## Task instructions
Write out all lines holding the word "kitabçası".

— start Data extract —

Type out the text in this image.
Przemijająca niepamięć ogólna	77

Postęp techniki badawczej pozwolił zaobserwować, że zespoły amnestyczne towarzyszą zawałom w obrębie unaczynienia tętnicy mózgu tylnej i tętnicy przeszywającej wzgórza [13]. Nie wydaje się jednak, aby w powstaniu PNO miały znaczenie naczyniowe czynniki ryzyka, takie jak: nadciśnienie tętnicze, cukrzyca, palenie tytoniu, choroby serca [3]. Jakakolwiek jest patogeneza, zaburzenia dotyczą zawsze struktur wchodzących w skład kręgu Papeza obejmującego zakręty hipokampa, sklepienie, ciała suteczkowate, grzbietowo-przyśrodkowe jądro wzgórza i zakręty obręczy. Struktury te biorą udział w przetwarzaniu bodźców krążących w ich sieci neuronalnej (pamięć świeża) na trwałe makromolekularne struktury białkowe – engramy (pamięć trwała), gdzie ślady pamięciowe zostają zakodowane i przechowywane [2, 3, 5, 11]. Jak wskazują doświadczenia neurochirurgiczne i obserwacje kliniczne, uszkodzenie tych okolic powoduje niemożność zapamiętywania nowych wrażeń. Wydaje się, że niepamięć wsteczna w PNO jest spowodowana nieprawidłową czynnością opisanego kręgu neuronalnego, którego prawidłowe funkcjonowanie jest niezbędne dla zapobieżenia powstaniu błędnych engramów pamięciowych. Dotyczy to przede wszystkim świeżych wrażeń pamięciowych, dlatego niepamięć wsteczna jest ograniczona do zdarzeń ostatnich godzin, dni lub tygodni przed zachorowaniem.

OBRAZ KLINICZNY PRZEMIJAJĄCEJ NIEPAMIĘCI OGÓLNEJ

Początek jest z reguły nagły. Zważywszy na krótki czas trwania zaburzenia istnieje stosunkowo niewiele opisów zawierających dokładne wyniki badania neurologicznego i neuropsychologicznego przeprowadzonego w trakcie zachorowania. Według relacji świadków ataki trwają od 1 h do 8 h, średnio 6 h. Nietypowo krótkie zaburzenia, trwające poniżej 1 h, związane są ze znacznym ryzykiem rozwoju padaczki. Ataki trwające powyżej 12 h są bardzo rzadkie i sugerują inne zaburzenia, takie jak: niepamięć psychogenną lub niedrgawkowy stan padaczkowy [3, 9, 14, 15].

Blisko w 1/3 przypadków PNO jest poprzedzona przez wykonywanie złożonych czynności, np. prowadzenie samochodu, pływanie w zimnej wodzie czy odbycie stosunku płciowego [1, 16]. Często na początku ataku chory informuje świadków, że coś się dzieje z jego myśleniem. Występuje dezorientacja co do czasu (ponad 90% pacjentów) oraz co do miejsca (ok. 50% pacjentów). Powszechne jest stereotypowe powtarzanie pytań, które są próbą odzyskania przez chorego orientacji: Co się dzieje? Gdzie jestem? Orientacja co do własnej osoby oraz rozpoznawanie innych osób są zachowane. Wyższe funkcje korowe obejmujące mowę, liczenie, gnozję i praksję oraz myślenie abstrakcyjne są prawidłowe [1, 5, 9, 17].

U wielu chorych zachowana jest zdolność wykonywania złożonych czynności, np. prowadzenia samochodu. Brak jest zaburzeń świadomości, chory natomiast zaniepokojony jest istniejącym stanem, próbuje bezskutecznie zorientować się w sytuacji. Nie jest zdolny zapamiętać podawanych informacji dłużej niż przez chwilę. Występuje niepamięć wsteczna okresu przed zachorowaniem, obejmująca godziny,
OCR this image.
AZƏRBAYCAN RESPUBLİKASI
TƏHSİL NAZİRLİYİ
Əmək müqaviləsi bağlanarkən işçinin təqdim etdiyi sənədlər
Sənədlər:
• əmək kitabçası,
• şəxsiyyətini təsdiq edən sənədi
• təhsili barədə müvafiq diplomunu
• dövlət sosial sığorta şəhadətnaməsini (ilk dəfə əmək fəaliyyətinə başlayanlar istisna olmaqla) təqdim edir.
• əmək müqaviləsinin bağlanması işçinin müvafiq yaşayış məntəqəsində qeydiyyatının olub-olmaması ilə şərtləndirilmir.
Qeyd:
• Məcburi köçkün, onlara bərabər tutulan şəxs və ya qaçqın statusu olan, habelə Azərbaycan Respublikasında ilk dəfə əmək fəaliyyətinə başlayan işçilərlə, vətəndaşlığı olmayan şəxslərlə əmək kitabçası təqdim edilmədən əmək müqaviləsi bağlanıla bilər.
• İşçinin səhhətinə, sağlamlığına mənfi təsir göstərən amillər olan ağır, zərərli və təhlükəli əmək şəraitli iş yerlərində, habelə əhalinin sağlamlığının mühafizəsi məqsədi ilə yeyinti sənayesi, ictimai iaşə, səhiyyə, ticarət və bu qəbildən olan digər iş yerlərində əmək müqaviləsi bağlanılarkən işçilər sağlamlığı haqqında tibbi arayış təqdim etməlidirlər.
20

— end Data extract —

## Full solution
• əmək kitabçası,
• Məcburi köçkün, onlara bərabər tutulan şəxs və ya qaçqın statusu olan, habelə Azərbaycan Respublikasında ilk dəfə əmək fəaliyyətinə başlayan işçilərlə, vətəndaşlığı olmayan şəxslərlə əmək kitabçası təqdim edilmədən əmək müqaviləsi bağlanıla bilər.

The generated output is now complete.